INSTRUCTIONS TO FOLLOW — Give an exact copy of every line, leaving images out.

DATA RECORDS —
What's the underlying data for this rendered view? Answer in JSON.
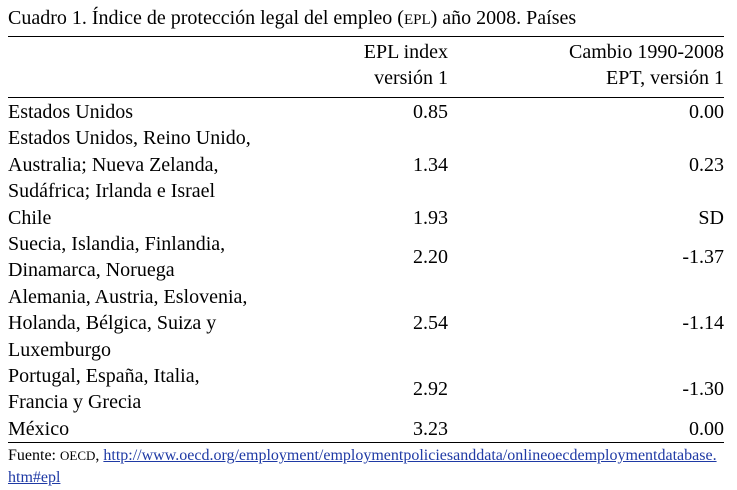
{
  "caption": {
    "prefix": "Cuadro 1. Índice de protección legal del empleo (",
    "abbr": "EPL",
    "suffix": ") año 2008. Países"
  },
  "headers": {
    "col2_line1": "EPL index",
    "col2_line2": "versión 1",
    "col3_line1": "Cambio 1990-2008",
    "col3_line2": "EPT, versión 1"
  },
  "rows": [
    {
      "country_lines": [
        "Estados Unidos"
      ],
      "epl": "0.85",
      "change": "0.00"
    },
    {
      "country_lines": [
        "Estados Unidos, Reino Unido,",
        "Australia; Nueva Zelanda,",
        "Sudáfrica; Irlanda e Israel"
      ],
      "epl": "1.34",
      "change": "0.23"
    },
    {
      "country_lines": [
        "Chile"
      ],
      "epl": "1.93",
      "change": "SD"
    },
    {
      "country_lines": [
        "Suecia, Islandia, Finlandia,",
        "Dinamarca, Noruega"
      ],
      "epl": "2.20",
      "change": "-1.37"
    },
    {
      "country_lines": [
        "Alemania, Austria, Eslovenia,",
        "Holanda, Bélgica, Suiza y",
        "Luxemburgo"
      ],
      "epl": "2.54",
      "change": "-1.14"
    },
    {
      "country_lines": [
        "Portugal, España, Italia,",
        "Francia  y Grecia"
      ],
      "epl": "2.92",
      "change": "-1.30"
    },
    {
      "country_lines": [
        "México"
      ],
      "epl": "3.23",
      "change": "0.00"
    }
  ],
  "source": {
    "label": "Fuente: ",
    "org": "OECD",
    "sep": ", ",
    "url": "http://www.oecd.org/employment/employmentpoliciesanddata/onlineoecdemploymentdatabase.htm#epl"
  },
  "colors": {
    "text": "#000000",
    "link": "#1f3aa5",
    "rule": "#000000"
  }
}
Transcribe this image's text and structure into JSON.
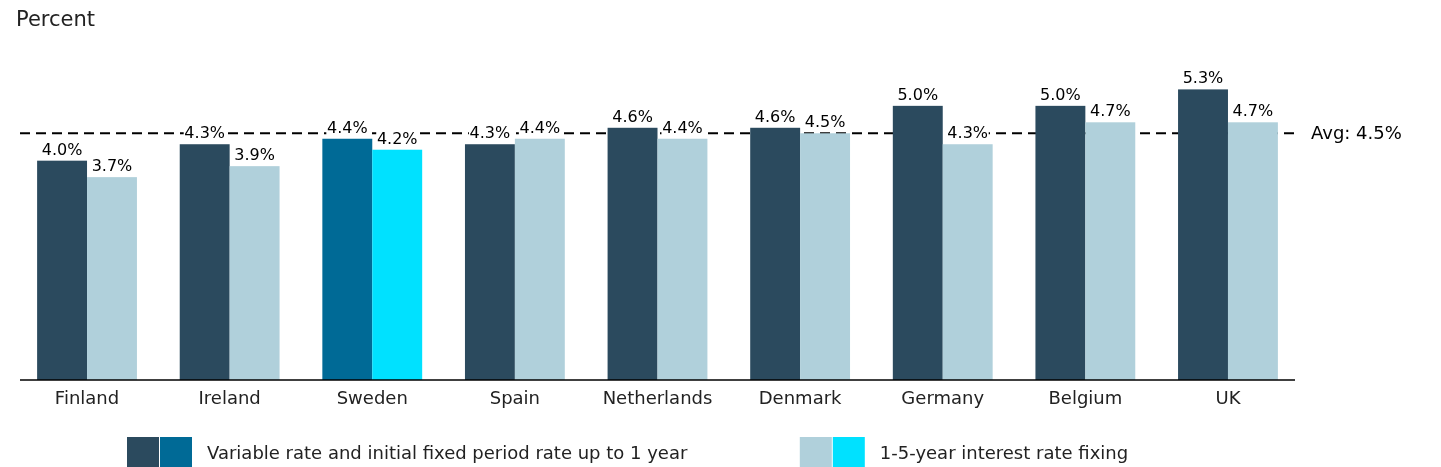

RESPONSE TO THE TASK —
What's the underlying data for this rendered view? Answer in JSON.
{
  "caption": {
    "prefix": "Cuadro 1. Índice de protección legal del empleo (",
    "abbr": "EPL",
    "suffix": ") año 2008. Países"
  },
  "headers": {
    "col2_line1": "EPL index",
    "col2_line2": "versión 1",
    "col3_line1": "Cambio 1990-2008",
    "col3_line2": "EPT, versión 1"
  },
  "rows": [
    {
      "country_lines": [
        "Estados Unidos"
      ],
      "epl": "0.85",
      "change": "0.00"
    },
    {
      "country_lines": [
        "Estados Unidos, Reino Unido,",
        "Australia; Nueva Zelanda,",
        "Sudáfrica; Irlanda e Israel"
      ],
      "epl": "1.34",
      "change": "0.23"
    },
    {
      "country_lines": [
        "Chile"
      ],
      "epl": "1.93",
      "change": "SD"
    },
    {
      "country_lines": [
        "Suecia, Islandia, Finlandia,",
        "Dinamarca, Noruega"
      ],
      "epl": "2.20",
      "change": "-1.37"
    },
    {
      "country_lines": [
        "Alemania, Austria, Eslovenia,",
        "Holanda, Bélgica, Suiza y",
        "Luxemburgo"
      ],
      "epl": "2.54",
      "change": "-1.14"
    },
    {
      "country_lines": [
        "Portugal, España, Italia,",
        "Francia  y Grecia"
      ],
      "epl": "2.92",
      "change": "-1.30"
    },
    {
      "country_lines": [
        "México"
      ],
      "epl": "3.23",
      "change": "0.00"
    }
  ],
  "source": {
    "label": "Fuente: ",
    "org": "OECD",
    "sep": ", ",
    "url": "http://www.oecd.org/employment/employmentpoliciesanddata/onlineoecdemploymentdatabase.htm#epl"
  },
  "colors": {
    "text": "#000000",
    "link": "#1f3aa5",
    "rule": "#000000"
  }
}
Transcribe this image's text and structure into JSON.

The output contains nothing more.